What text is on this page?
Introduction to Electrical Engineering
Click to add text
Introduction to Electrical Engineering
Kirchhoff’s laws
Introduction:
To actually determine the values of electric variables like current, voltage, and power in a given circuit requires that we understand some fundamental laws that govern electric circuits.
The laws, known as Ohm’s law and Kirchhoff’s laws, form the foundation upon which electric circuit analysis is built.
────────────────────────────────────────
## Your instructions
Repeat the data above, word for word.

## Final answer
What text is on this page?
Introduction to Electrical Engineering
Click to add text
Introduction to Electrical Engineering
Kirchhoff’s laws
Introduction:
To actually determine the values of electric variables like current, voltage, and power in a given circuit requires that we understand some fundamental laws that govern electric circuits.
The laws, known as Ohm’s law and Kirchhoff’s laws, form the foundation upon which electric circuit analysis is built.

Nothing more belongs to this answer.